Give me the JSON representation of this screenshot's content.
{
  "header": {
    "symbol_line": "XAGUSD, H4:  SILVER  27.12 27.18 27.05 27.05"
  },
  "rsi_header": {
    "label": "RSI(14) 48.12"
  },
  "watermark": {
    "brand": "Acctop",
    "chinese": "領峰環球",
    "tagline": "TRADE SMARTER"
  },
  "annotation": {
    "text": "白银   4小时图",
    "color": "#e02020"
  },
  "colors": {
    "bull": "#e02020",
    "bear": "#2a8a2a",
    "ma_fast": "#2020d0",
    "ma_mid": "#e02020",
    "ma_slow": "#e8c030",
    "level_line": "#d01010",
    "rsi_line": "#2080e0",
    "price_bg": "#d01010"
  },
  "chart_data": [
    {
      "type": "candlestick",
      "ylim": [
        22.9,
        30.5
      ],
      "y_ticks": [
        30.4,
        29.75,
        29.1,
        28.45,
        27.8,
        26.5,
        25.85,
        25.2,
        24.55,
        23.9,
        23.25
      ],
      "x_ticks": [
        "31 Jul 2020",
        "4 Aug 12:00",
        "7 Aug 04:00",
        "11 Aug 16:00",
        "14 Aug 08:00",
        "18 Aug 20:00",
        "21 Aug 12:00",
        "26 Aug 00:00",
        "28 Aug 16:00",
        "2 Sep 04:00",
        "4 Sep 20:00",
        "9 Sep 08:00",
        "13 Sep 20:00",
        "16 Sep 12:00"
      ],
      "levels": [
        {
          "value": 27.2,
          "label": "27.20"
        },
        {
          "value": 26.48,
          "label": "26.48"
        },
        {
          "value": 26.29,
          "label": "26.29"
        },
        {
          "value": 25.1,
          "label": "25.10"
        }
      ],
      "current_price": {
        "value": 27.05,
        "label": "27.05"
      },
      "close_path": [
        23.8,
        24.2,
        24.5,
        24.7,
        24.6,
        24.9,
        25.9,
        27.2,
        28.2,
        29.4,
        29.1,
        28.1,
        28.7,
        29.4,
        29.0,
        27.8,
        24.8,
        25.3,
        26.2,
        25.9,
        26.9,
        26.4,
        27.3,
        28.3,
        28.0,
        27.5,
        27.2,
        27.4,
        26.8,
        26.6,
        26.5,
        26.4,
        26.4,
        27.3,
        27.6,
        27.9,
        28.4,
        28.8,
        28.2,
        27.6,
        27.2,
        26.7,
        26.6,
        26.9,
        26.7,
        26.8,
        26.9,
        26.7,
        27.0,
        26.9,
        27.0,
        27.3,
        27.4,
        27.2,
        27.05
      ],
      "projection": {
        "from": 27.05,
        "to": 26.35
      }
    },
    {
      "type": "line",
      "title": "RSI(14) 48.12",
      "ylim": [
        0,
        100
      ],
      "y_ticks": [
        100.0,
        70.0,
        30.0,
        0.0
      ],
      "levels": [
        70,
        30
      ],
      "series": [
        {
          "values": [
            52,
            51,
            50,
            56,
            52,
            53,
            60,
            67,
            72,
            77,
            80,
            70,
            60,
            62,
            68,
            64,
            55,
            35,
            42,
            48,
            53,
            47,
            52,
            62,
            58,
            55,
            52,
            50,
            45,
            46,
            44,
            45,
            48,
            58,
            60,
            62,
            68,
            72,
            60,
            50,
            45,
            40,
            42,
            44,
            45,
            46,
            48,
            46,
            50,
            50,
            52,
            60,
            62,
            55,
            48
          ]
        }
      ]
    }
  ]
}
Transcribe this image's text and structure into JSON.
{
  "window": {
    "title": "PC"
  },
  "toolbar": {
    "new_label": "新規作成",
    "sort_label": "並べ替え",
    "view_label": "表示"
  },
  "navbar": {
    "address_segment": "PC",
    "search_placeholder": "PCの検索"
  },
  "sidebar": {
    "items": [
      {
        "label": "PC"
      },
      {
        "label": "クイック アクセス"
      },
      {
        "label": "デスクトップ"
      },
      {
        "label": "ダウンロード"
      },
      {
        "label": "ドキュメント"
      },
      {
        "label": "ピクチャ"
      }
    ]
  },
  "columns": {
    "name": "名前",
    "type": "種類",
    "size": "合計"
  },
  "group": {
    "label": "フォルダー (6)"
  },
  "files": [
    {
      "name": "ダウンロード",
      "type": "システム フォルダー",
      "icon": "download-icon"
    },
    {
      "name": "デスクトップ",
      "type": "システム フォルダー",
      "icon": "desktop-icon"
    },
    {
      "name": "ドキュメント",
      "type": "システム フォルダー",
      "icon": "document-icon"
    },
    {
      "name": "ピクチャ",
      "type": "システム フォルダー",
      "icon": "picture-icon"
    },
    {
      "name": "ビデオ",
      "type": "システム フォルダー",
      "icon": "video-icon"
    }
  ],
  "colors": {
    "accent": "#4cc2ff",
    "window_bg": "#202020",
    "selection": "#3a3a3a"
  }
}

* * * * * * *

● **STATED EXERCISE**
Look through the listing above and count the lines where the string "icon" appears. Report the number only.

● **EXERCISE ANSWER**
5